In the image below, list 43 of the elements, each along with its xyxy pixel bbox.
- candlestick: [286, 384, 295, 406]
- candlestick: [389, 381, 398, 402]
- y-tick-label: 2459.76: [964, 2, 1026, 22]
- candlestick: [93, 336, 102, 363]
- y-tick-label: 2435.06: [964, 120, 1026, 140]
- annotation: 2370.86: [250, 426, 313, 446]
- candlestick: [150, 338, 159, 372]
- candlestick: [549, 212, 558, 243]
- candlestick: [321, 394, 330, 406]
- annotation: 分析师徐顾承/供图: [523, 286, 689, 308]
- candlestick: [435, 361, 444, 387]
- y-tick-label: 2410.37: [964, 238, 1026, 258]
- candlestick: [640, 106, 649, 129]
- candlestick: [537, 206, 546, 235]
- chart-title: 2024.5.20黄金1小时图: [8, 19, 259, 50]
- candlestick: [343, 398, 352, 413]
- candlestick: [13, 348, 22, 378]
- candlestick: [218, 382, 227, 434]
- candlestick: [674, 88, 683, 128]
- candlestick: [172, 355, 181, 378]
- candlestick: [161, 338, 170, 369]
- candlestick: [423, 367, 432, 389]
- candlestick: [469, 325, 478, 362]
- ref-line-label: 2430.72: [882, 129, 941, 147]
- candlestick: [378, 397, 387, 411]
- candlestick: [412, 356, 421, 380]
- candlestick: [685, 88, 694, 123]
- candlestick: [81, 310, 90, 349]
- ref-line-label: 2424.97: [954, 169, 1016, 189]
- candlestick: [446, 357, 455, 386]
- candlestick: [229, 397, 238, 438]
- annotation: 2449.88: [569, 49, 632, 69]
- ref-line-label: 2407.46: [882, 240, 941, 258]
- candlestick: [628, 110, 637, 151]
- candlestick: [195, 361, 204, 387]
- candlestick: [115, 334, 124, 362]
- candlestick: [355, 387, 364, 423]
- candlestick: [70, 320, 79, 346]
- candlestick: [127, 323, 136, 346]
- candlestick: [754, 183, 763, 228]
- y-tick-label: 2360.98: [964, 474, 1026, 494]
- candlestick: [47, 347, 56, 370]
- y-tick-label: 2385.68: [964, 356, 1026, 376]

▸ **Short task**
Collect every line above that contains the string "label", copying each one in full.

▸ **Written answer**
- y-tick-label: 2459.76: [964, 2, 1026, 22]
- y-tick-label: 2435.06: [964, 120, 1026, 140]
- y-tick-label: 2410.37: [964, 238, 1026, 258]
- ref-line-label: 2430.72: [882, 129, 941, 147]
- ref-line-label: 2424.97: [954, 169, 1016, 189]
- ref-line-label: 2407.46: [882, 240, 941, 258]
- y-tick-label: 2360.98: [964, 474, 1026, 494]
- y-tick-label: 2385.68: [964, 356, 1026, 376]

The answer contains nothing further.